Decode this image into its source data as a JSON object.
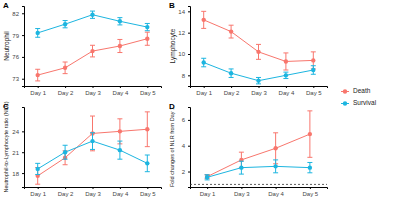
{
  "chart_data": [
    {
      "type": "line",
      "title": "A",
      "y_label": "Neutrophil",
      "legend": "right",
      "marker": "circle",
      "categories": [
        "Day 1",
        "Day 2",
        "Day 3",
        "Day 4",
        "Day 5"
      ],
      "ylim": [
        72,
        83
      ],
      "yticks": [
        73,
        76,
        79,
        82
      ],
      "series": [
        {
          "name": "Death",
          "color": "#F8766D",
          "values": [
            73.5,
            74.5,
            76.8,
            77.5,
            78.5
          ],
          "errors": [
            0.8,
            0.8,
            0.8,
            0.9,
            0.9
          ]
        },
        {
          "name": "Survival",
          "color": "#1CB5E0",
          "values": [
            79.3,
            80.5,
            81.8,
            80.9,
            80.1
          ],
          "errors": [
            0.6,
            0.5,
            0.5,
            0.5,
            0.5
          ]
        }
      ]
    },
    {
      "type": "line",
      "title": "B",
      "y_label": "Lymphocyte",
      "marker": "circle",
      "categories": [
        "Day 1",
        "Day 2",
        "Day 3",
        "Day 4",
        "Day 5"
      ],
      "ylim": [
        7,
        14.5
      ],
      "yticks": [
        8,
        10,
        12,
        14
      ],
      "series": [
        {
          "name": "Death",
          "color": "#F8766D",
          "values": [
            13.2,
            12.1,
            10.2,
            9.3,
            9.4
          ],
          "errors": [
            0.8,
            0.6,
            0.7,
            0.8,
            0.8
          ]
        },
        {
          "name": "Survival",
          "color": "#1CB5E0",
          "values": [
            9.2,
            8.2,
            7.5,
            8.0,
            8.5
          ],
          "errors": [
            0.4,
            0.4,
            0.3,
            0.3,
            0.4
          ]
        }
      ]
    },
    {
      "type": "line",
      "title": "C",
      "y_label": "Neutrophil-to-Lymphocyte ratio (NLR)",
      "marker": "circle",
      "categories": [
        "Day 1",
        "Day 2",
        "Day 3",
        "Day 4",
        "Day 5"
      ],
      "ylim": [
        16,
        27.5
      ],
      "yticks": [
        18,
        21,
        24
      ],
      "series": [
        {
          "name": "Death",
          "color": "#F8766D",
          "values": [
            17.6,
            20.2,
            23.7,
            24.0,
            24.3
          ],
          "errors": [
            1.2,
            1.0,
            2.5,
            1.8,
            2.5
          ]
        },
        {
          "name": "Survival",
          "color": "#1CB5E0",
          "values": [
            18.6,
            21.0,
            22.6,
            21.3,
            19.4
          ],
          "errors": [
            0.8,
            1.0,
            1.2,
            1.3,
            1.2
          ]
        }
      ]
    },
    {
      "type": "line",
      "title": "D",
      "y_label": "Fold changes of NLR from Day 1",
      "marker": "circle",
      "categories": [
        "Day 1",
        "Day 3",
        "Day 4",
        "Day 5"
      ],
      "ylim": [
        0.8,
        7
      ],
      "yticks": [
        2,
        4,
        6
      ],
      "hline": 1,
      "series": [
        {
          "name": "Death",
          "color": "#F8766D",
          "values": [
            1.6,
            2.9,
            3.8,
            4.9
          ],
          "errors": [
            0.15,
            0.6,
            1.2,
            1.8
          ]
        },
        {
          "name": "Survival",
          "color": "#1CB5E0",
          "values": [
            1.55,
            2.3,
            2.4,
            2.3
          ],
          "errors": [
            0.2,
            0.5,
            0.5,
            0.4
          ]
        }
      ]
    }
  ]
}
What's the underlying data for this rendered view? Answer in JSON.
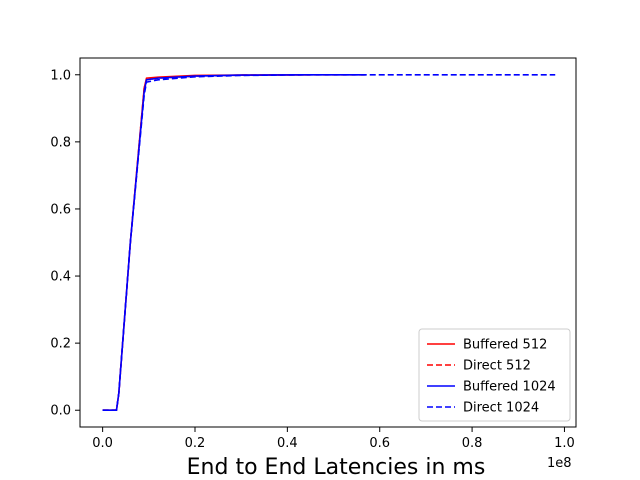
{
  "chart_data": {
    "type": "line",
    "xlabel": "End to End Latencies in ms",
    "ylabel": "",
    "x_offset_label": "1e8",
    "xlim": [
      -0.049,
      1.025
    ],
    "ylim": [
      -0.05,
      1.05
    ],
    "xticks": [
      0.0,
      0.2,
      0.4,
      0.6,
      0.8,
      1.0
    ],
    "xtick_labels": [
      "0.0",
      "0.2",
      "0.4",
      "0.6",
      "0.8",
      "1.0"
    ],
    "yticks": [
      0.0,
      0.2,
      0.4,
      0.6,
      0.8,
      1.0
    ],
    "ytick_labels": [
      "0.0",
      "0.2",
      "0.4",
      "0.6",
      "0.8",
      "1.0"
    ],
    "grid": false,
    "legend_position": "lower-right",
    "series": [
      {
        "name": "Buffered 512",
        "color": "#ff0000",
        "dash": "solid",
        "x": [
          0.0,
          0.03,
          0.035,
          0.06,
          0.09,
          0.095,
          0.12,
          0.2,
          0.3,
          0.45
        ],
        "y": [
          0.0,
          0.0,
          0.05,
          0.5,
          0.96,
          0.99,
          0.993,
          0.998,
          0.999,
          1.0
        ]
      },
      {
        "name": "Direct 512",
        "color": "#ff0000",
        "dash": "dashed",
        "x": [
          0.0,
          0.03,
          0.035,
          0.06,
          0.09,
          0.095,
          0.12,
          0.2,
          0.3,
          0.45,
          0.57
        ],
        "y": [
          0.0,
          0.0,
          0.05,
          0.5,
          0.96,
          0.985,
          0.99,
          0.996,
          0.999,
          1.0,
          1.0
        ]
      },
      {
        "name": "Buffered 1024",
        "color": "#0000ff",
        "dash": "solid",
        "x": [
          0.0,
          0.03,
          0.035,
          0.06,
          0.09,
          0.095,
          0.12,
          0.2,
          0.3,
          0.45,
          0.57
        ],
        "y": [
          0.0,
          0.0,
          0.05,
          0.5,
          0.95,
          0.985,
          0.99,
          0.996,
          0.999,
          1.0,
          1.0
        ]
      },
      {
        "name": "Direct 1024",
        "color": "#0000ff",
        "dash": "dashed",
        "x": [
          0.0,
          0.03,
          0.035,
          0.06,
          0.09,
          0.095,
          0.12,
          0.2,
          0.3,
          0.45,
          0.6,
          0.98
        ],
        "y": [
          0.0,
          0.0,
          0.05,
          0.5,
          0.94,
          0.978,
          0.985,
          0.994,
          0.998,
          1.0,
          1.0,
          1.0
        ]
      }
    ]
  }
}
-------
● **STATED EXERCISE**:
Keep the pictures out and write out the records exactly.

● **ANSWER BELOW**:
Decode this image into its source data as a JSON object.
{
  "chart_data": [
    {
      "type": "line",
      "title": "A",
      "y_label": "Neutrophil",
      "legend": "right",
      "marker": "circle",
      "categories": [
        "Day 1",
        "Day 2",
        "Day 3",
        "Day 4",
        "Day 5"
      ],
      "ylim": [
        72,
        83
      ],
      "yticks": [
        73,
        76,
        79,
        82
      ],
      "series": [
        {
          "name": "Death",
          "color": "#F8766D",
          "values": [
            73.5,
            74.5,
            76.8,
            77.5,
            78.5
          ],
          "errors": [
            0.8,
            0.8,
            0.8,
            0.9,
            0.9
          ]
        },
        {
          "name": "Survival",
          "color": "#1CB5E0",
          "values": [
            79.3,
            80.5,
            81.8,
            80.9,
            80.1
          ],
          "errors": [
            0.6,
            0.5,
            0.5,
            0.5,
            0.5
          ]
        }
      ]
    },
    {
      "type": "line",
      "title": "B",
      "y_label": "Lymphocyte",
      "marker": "circle",
      "categories": [
        "Day 1",
        "Day 2",
        "Day 3",
        "Day 4",
        "Day 5"
      ],
      "ylim": [
        7,
        14.5
      ],
      "yticks": [
        8,
        10,
        12,
        14
      ],
      "series": [
        {
          "name": "Death",
          "color": "#F8766D",
          "values": [
            13.2,
            12.1,
            10.2,
            9.3,
            9.4
          ],
          "errors": [
            0.8,
            0.6,
            0.7,
            0.8,
            0.8
          ]
        },
        {
          "name": "Survival",
          "color": "#1CB5E0",
          "values": [
            9.2,
            8.2,
            7.5,
            8.0,
            8.5
          ],
          "errors": [
            0.4,
            0.4,
            0.3,
            0.3,
            0.4
          ]
        }
      ]
    },
    {
      "type": "line",
      "title": "C",
      "y_label": "Neutrophil-to-Lymphocyte ratio (NLR)",
      "marker": "circle",
      "categories": [
        "Day 1",
        "Day 2",
        "Day 3",
        "Day 4",
        "Day 5"
      ],
      "ylim": [
        16,
        27.5
      ],
      "yticks": [
        18,
        21,
        24
      ],
      "series": [
        {
          "name": "Death",
          "color": "#F8766D",
          "values": [
            17.6,
            20.2,
            23.7,
            24.0,
            24.3
          ],
          "errors": [
            1.2,
            1.0,
            2.5,
            1.8,
            2.5
          ]
        },
        {
          "name": "Survival",
          "color": "#1CB5E0",
          "values": [
            18.6,
            21.0,
            22.6,
            21.3,
            19.4
          ],
          "errors": [
            0.8,
            1.0,
            1.2,
            1.3,
            1.2
          ]
        }
      ]
    },
    {
      "type": "line",
      "title": "D",
      "y_label": "Fold changes of NLR from Day 1",
      "marker": "circle",
      "categories": [
        "Day 1",
        "Day 3",
        "Day 4",
        "Day 5"
      ],
      "ylim": [
        0.8,
        7
      ],
      "yticks": [
        2,
        4,
        6
      ],
      "hline": 1,
      "series": [
        {
          "name": "Death",
          "color": "#F8766D",
          "values": [
            1.6,
            2.9,
            3.8,
            4.9
          ],
          "errors": [
            0.15,
            0.6,
            1.2,
            1.8
          ]
        },
        {
          "name": "Survival",
          "color": "#1CB5E0",
          "values": [
            1.55,
            2.3,
            2.4,
            2.3
          ],
          "errors": [
            0.2,
            0.5,
            0.5,
            0.4
          ]
        }
      ]
    }
  ]
}
What's the underlying data for this rendered view? Answer in JSON.
{
  "chart_data": {
    "type": "line",
    "xlabel": "End to End Latencies in ms",
    "ylabel": "",
    "x_offset_label": "1e8",
    "xlim": [
      -0.049,
      1.025
    ],
    "ylim": [
      -0.05,
      1.05
    ],
    "xticks": [
      0.0,
      0.2,
      0.4,
      0.6,
      0.8,
      1.0
    ],
    "xtick_labels": [
      "0.0",
      "0.2",
      "0.4",
      "0.6",
      "0.8",
      "1.0"
    ],
    "yticks": [
      0.0,
      0.2,
      0.4,
      0.6,
      0.8,
      1.0
    ],
    "ytick_labels": [
      "0.0",
      "0.2",
      "0.4",
      "0.6",
      "0.8",
      "1.0"
    ],
    "grid": false,
    "legend_position": "lower-right",
    "series": [
      {
        "name": "Buffered 512",
        "color": "#ff0000",
        "dash": "solid",
        "x": [
          0.0,
          0.03,
          0.035,
          0.06,
          0.09,
          0.095,
          0.12,
          0.2,
          0.3,
          0.45
        ],
        "y": [
          0.0,
          0.0,
          0.05,
          0.5,
          0.96,
          0.99,
          0.993,
          0.998,
          0.999,
          1.0
        ]
      },
      {
        "name": "Direct 512",
        "color": "#ff0000",
        "dash": "dashed",
        "x": [
          0.0,
          0.03,
          0.035,
          0.06,
          0.09,
          0.095,
          0.12,
          0.2,
          0.3,
          0.45,
          0.57
        ],
        "y": [
          0.0,
          0.0,
          0.05,
          0.5,
          0.96,
          0.985,
          0.99,
          0.996,
          0.999,
          1.0,
          1.0
        ]
      },
      {
        "name": "Buffered 1024",
        "color": "#0000ff",
        "dash": "solid",
        "x": [
          0.0,
          0.03,
          0.035,
          0.06,
          0.09,
          0.095,
          0.12,
          0.2,
          0.3,
          0.45,
          0.57
        ],
        "y": [
          0.0,
          0.0,
          0.05,
          0.5,
          0.95,
          0.985,
          0.99,
          0.996,
          0.999,
          1.0,
          1.0
        ]
      },
      {
        "name": "Direct 1024",
        "color": "#0000ff",
        "dash": "dashed",
        "x": [
          0.0,
          0.03,
          0.035,
          0.06,
          0.09,
          0.095,
          0.12,
          0.2,
          0.3,
          0.45,
          0.6,
          0.98
        ],
        "y": [
          0.0,
          0.0,
          0.05,
          0.5,
          0.94,
          0.978,
          0.985,
          0.994,
          0.998,
          1.0,
          1.0,
          1.0
        ]
      }
    ]
  }
}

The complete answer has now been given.